§ **TASK STATEMENT**:
Copy out the listing exactly.

Dataset excerpt:
- - - - -

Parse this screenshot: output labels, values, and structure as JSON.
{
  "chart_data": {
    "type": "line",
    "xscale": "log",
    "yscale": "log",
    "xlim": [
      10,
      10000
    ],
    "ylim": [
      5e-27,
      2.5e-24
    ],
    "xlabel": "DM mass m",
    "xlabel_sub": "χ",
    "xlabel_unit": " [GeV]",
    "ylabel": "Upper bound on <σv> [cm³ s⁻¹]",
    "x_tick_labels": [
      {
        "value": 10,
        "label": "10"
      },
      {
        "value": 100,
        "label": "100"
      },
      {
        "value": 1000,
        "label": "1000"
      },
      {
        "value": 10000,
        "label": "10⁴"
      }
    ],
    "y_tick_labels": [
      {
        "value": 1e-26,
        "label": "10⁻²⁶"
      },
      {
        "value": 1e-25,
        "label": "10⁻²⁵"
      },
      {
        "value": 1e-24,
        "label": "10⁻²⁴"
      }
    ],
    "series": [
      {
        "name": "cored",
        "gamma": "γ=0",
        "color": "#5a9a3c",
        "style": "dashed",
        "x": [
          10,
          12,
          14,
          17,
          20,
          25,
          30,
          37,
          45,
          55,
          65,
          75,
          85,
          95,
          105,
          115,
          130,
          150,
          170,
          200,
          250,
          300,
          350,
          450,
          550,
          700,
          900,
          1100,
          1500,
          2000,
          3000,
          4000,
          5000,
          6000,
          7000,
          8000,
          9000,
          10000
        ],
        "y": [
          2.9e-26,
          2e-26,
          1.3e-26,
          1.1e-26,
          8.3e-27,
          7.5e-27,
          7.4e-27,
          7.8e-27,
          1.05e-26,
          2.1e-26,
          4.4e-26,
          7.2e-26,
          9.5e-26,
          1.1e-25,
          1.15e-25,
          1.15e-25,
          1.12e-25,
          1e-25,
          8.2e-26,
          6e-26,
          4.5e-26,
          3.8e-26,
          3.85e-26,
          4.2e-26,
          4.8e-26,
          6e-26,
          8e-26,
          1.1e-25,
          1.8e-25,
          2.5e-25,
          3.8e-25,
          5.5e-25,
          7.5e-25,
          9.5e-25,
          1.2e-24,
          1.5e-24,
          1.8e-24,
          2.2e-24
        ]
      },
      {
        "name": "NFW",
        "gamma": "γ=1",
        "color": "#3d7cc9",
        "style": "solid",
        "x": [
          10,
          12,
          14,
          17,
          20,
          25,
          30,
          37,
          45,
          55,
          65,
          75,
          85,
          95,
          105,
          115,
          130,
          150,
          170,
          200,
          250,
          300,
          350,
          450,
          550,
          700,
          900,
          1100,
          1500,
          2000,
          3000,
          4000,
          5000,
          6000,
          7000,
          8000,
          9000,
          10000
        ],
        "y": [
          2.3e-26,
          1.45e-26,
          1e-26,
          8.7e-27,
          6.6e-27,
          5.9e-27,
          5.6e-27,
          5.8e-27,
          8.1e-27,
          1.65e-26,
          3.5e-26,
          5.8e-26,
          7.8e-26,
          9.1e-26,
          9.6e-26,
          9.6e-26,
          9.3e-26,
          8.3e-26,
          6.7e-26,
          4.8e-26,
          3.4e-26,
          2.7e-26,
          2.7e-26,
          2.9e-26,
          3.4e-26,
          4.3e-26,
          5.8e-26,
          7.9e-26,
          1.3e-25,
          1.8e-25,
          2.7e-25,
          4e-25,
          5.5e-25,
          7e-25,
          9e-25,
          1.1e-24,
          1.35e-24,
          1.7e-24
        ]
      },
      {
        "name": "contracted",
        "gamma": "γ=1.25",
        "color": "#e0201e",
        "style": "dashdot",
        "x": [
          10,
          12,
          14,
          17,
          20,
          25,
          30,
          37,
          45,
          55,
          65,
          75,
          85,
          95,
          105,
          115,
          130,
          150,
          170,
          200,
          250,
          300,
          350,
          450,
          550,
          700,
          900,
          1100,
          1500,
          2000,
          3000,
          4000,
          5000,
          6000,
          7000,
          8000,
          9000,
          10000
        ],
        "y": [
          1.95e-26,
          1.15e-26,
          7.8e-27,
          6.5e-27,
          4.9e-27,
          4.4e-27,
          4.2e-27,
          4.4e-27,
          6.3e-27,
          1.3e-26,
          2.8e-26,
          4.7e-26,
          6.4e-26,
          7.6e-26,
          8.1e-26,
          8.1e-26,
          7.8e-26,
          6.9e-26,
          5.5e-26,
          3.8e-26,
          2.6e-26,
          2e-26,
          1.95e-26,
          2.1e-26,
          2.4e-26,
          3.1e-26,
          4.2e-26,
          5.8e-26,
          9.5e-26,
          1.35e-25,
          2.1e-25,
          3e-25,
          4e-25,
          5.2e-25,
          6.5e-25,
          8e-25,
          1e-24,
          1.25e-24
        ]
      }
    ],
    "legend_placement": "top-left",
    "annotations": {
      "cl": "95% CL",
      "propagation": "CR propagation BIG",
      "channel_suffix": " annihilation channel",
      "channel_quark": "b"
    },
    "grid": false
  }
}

- - - - -

§ **EXPECTED ANSWER**:
Parse this screenshot: output labels, values, and structure as JSON.
{
  "chart_data": {
    "type": "line",
    "xscale": "log",
    "yscale": "log",
    "xlim": [
      10,
      10000
    ],
    "ylim": [
      5e-27,
      2.5e-24
    ],
    "xlabel": "DM mass m",
    "xlabel_sub": "χ",
    "xlabel_unit": " [GeV]",
    "ylabel": "Upper bound on <σv> [cm³ s⁻¹]",
    "x_tick_labels": [
      {
        "value": 10,
        "label": "10"
      },
      {
        "value": 100,
        "label": "100"
      },
      {
        "value": 1000,
        "label": "1000"
      },
      {
        "value": 10000,
        "label": "10⁴"
      }
    ],
    "y_tick_labels": [
      {
        "value": 1e-26,
        "label": "10⁻²⁶"
      },
      {
        "value": 1e-25,
        "label": "10⁻²⁵"
      },
      {
        "value": 1e-24,
        "label": "10⁻²⁴"
      }
    ],
    "series": [
      {
        "name": "cored",
        "gamma": "γ=0",
        "color": "#5a9a3c",
        "style": "dashed",
        "x": [
          10,
          12,
          14,
          17,
          20,
          25,
          30,
          37,
          45,
          55,
          65,
          75,
          85,
          95,
          105,
          115,
          130,
          150,
          170,
          200,
          250,
          300,
          350,
          450,
          550,
          700,
          900,
          1100,
          1500,
          2000,
          3000,
          4000,
          5000,
          6000,
          7000,
          8000,
          9000,
          10000
        ],
        "y": [
          2.9e-26,
          2e-26,
          1.3e-26,
          1.1e-26,
          8.3e-27,
          7.5e-27,
          7.4e-27,
          7.8e-27,
          1.05e-26,
          2.1e-26,
          4.4e-26,
          7.2e-26,
          9.5e-26,
          1.1e-25,
          1.15e-25,
          1.15e-25,
          1.12e-25,
          1e-25,
          8.2e-26,
          6e-26,
          4.5e-26,
          3.8e-26,
          3.85e-26,
          4.2e-26,
          4.8e-26,
          6e-26,
          8e-26,
          1.1e-25,
          1.8e-25,
          2.5e-25,
          3.8e-25,
          5.5e-25,
          7.5e-25,
          9.5e-25,
          1.2e-24,
          1.5e-24,
          1.8e-24,
          2.2e-24
        ]
      },
      {
        "name": "NFW",
        "gamma": "γ=1",
        "color": "#3d7cc9",
        "style": "solid",
        "x": [
          10,
          12,
          14,
          17,
          20,
          25,
          30,
          37,
          45,
          55,
          65,
          75,
          85,
          95,
          105,
          115,
          130,
          150,
          170,
          200,
          250,
          300,
          350,
          450,
          550,
          700,
          900,
          1100,
          1500,
          2000,
          3000,
          4000,
          5000,
          6000,
          7000,
          8000,
          9000,
          10000
        ],
        "y": [
          2.3e-26,
          1.45e-26,
          1e-26,
          8.7e-27,
          6.6e-27,
          5.9e-27,
          5.6e-27,
          5.8e-27,
          8.1e-27,
          1.65e-26,
          3.5e-26,
          5.8e-26,
          7.8e-26,
          9.1e-26,
          9.6e-26,
          9.6e-26,
          9.3e-26,
          8.3e-26,
          6.7e-26,
          4.8e-26,
          3.4e-26,
          2.7e-26,
          2.7e-26,
          2.9e-26,
          3.4e-26,
          4.3e-26,
          5.8e-26,
          7.9e-26,
          1.3e-25,
          1.8e-25,
          2.7e-25,
          4e-25,
          5.5e-25,
          7e-25,
          9e-25,
          1.1e-24,
          1.35e-24,
          1.7e-24
        ]
      },
      {
        "name": "contracted",
        "gamma": "γ=1.25",
        "color": "#e0201e",
        "style": "dashdot",
        "x": [
          10,
          12,
          14,
          17,
          20,
          25,
          30,
          37,
          45,
          55,
          65,
          75,
          85,
          95,
          105,
          115,
          130,
          150,
          170,
          200,
          250,
          300,
          350,
          450,
          550,
          700,
          900,
          1100,
          1500,
          2000,
          3000,
          4000,
          5000,
          6000,
          7000,
          8000,
          9000,
          10000
        ],
        "y": [
          1.95e-26,
          1.15e-26,
          7.8e-27,
          6.5e-27,
          4.9e-27,
          4.4e-27,
          4.2e-27,
          4.4e-27,
          6.3e-27,
          1.3e-26,
          2.8e-26,
          4.7e-26,
          6.4e-26,
          7.6e-26,
          8.1e-26,
          8.1e-26,
          7.8e-26,
          6.9e-26,
          5.5e-26,
          3.8e-26,
          2.6e-26,
          2e-26,
          1.95e-26,
          2.1e-26,
          2.4e-26,
          3.1e-26,
          4.2e-26,
          5.8e-26,
          9.5e-26,
          1.35e-25,
          2.1e-25,
          3e-25,
          4e-25,
          5.2e-25,
          6.5e-25,
          8e-25,
          1e-24,
          1.25e-24
        ]
      }
    ],
    "legend_placement": "top-left",
    "annotations": {
      "cl": "95% CL",
      "propagation": "CR propagation BIG",
      "channel_suffix": " annihilation channel",
      "channel_quark": "b"
    },
    "grid": false
  }
}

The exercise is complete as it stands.